§ **Required work**:
a) Can you restate the article on Romney and Diamond starting with "Mitt Romney Jared" and going on through "Germs and Steel.", changing "Twitter" to "social media"?
b) Which books, newspapers, magazines, or essays does the article on Romney and Diamond mention by name?

§ **Supplied passage**:
On the heels of Mitt Romney claiming that Israel’s cultural “superiority” accounted for the “significant disparity between Israeli and Palestinian living standards,” the author of the best-selling book Guns, Germs and Steel is slamming the presidential hopeful for “misrepresenting” his work to advance that inflammatory theory.

Mitt Romney Jared Diamond

Scientist and author Jared Diamond’s name is abuzz on Twitter after he slammed Mitt Romney in a New York Times op-ed Wednesday for mischaracterizing his best-selling work — Guns, Germs and Steel.

“Mitt’s latest controversial remark, about the role of culture in explaining why some countries are rich and powerful while others are poor and weak, has attracted much comment,” Diamond said. “I was especially interested in his remark because he misrepresented my views and, in contrasting them with another scholar’s arguments, oversimplified the issue.”

Diamond is referring to comments the presidential hopeful made in an essay published on National Review’s online edition Tuesday.

In “Culture Does Matter,” Romney suggests “the choices a society makes about its culture play a role in creating prosperity, and that the significant disparity between Israeli and Palestinian living standards was powerfully influenced by it. In some quarters, that comment became the subject of controversy. But what exactly accounts for prosperity if not culture?”

§ **Items**:
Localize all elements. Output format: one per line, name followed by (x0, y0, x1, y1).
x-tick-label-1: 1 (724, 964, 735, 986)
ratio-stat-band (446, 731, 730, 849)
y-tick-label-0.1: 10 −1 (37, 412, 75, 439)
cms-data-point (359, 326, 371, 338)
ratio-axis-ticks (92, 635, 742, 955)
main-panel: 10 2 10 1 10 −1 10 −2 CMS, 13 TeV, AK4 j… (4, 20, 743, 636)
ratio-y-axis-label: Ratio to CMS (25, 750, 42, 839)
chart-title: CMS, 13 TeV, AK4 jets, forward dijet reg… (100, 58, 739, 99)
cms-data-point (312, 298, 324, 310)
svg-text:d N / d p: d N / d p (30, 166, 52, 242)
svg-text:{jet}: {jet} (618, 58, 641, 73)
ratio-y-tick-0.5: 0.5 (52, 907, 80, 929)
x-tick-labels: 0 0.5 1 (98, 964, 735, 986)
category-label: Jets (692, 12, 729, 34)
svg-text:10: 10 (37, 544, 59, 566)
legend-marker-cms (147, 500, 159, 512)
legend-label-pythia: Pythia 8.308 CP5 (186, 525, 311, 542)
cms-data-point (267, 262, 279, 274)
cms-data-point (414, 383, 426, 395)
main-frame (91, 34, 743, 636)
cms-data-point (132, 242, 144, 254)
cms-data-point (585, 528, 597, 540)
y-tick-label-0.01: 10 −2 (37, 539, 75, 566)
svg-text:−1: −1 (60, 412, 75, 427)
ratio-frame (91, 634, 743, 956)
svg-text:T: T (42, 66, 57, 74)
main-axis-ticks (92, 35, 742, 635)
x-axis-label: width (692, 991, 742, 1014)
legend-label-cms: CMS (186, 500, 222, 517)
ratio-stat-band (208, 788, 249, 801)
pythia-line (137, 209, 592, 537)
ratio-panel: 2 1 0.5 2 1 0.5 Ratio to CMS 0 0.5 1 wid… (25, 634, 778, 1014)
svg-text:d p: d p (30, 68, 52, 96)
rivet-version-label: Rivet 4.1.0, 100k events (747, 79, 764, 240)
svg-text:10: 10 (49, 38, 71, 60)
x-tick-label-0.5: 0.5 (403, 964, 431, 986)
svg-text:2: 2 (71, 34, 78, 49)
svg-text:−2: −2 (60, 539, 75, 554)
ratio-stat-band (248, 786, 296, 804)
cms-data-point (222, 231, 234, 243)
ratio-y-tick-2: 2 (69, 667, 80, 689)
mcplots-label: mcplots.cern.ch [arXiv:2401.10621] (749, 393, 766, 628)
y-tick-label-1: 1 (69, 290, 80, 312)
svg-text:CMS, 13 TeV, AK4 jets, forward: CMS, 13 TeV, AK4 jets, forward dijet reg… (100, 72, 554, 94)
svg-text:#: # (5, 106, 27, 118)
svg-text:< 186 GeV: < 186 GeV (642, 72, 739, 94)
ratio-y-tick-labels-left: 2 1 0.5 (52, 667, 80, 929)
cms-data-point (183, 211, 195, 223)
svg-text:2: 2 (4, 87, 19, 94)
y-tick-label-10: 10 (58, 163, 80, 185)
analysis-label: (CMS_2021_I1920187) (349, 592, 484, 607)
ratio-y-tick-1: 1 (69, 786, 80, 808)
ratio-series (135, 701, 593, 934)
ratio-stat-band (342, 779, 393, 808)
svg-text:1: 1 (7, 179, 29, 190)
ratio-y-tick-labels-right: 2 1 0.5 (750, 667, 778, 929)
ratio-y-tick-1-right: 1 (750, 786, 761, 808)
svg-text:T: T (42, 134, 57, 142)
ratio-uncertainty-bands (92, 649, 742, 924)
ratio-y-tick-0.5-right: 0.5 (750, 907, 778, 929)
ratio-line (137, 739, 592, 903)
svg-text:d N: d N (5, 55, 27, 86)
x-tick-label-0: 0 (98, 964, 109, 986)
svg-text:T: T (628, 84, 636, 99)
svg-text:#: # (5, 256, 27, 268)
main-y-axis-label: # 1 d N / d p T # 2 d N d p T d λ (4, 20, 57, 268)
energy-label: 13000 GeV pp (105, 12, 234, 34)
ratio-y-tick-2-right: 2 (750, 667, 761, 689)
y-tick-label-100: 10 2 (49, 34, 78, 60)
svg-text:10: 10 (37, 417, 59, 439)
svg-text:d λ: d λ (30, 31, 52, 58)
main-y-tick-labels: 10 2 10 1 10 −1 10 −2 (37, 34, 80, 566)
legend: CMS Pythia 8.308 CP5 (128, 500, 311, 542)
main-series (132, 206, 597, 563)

§ **Solutions by task**:
a)
Mitt Romney Jared Diamond

Scientist and author Jared Diamond’s name is abuzz on social media after he slammed Mitt Romney in a New York Times op-ed Wednesday for mischaracterizing his best-selling work — Guns, Germs and Steel.

b)
- Guns, Germs and Steel
- New York Times
- National Review
- "Culture Does Matter"